*Aim of the task:* Copy out lines with the word "RMSE" from the material that follows.

*Items:*
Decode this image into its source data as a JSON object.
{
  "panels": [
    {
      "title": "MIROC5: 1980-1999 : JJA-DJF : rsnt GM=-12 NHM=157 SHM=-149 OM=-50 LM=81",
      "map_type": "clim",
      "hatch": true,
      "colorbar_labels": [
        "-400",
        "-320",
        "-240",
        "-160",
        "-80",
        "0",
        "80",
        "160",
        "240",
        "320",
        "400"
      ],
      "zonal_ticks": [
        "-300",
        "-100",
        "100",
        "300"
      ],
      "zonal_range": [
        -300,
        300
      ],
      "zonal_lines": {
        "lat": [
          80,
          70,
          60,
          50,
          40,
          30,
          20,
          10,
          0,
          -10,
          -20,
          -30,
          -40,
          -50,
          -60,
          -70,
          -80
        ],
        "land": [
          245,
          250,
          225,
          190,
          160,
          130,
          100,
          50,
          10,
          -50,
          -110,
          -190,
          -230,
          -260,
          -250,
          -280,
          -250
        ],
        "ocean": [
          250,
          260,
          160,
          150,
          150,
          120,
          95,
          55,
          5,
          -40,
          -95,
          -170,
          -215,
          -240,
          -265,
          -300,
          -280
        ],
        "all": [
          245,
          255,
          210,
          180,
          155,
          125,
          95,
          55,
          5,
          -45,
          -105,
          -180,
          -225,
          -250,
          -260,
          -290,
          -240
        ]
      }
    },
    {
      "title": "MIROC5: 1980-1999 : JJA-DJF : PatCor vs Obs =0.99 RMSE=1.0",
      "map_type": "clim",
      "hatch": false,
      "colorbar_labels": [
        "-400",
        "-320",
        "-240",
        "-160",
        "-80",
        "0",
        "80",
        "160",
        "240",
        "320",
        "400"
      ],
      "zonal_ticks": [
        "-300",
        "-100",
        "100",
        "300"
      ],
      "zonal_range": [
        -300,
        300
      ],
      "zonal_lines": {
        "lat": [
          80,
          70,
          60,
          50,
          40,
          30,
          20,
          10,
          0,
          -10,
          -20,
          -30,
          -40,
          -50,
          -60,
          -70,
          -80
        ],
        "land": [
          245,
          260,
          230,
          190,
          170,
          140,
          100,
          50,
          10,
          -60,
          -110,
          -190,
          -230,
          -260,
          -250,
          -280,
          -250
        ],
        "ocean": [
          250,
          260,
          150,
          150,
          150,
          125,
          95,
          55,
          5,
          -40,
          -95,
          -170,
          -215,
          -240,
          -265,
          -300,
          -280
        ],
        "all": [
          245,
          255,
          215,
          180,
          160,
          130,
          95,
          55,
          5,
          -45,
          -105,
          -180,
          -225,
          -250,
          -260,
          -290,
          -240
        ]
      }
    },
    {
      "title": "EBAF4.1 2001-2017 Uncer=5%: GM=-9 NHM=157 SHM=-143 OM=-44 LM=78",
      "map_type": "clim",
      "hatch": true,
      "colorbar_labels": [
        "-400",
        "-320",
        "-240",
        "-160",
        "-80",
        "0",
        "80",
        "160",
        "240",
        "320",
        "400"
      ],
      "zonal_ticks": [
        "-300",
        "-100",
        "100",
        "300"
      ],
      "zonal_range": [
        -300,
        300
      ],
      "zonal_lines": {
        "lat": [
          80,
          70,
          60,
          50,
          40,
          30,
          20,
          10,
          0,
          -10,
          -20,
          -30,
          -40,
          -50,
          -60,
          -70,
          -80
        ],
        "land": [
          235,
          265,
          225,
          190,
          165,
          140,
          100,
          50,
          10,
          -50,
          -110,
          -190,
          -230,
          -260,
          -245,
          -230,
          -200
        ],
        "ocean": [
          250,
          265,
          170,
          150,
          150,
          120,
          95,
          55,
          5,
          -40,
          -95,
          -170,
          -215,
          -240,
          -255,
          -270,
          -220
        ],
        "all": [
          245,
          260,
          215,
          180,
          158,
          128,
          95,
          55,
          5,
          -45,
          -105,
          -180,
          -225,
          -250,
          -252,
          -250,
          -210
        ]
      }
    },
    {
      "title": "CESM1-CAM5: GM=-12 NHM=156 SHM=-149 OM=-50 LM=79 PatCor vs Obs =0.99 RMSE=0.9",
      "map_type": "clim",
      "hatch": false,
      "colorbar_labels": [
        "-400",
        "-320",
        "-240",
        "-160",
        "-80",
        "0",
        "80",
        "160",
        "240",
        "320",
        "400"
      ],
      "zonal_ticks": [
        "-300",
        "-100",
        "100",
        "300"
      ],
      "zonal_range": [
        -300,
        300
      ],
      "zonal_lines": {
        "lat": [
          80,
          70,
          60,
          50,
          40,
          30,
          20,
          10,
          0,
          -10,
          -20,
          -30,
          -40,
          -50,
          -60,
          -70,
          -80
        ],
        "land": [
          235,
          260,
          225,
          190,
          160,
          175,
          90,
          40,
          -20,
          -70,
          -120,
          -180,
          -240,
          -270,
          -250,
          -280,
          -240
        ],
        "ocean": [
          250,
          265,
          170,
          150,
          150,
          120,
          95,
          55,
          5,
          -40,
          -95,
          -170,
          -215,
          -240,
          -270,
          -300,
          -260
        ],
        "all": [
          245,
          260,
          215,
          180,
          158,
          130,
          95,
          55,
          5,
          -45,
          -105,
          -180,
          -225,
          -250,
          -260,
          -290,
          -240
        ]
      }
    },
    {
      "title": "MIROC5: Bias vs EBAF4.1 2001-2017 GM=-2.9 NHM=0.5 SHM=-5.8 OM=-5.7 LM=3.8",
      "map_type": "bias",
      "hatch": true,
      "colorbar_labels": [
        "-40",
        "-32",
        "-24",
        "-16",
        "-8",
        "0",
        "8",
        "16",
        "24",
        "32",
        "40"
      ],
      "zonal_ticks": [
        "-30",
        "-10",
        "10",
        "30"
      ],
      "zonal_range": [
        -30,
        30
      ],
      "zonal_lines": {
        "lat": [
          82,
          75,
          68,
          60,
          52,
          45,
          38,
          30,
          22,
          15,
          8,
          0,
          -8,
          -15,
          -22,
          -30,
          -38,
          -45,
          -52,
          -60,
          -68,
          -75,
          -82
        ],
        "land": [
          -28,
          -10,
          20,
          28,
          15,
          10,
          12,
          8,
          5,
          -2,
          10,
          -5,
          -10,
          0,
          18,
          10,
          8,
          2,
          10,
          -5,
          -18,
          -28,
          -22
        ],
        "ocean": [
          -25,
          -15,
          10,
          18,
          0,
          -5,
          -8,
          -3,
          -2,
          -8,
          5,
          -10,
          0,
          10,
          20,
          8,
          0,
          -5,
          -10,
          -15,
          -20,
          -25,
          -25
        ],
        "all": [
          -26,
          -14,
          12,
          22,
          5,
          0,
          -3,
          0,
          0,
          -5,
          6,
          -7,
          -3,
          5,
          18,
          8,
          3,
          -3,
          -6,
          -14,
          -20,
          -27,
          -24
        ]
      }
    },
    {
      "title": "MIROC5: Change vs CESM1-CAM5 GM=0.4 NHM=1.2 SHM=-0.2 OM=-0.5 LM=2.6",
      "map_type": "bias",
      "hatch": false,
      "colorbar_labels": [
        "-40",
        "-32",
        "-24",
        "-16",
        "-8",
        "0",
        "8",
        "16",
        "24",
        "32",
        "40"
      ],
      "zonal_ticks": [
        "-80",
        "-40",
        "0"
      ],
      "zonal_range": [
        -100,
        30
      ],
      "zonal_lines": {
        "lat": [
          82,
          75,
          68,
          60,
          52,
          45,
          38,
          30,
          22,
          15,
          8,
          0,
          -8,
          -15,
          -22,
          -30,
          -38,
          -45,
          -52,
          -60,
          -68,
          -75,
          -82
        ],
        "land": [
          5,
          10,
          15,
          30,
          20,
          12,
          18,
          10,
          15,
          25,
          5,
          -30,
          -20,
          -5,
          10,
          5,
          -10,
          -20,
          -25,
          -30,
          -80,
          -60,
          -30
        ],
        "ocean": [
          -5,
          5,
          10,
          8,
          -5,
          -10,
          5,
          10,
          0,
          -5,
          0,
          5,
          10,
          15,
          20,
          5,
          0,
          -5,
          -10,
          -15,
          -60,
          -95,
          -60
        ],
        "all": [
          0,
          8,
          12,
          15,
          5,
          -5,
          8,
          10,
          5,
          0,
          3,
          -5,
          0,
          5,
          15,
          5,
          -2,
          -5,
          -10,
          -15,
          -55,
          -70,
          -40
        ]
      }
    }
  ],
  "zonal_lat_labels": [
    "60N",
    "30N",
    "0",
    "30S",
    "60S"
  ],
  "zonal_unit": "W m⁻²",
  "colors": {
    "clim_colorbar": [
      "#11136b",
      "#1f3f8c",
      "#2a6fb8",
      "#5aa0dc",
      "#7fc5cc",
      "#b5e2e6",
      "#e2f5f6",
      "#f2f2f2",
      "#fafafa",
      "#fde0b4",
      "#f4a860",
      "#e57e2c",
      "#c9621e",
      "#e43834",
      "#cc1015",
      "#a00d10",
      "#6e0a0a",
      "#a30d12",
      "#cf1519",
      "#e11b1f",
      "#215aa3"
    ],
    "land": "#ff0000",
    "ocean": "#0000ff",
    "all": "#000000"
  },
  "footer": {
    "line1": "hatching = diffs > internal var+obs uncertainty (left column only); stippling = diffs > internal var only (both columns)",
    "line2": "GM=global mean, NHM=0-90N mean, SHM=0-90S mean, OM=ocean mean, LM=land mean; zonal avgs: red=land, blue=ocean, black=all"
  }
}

*Final answer:*
      "title": "MIROC5: 1980-1999 : JJA-DJF : PatCor vs Obs =0.99 RMSE=1.0",
      "title": "CESM1-CAM5: GM=-12 NHM=156 SHM=-149 OM=-50 LM=79 PatCor vs Obs =0.99 RMSE=0.9",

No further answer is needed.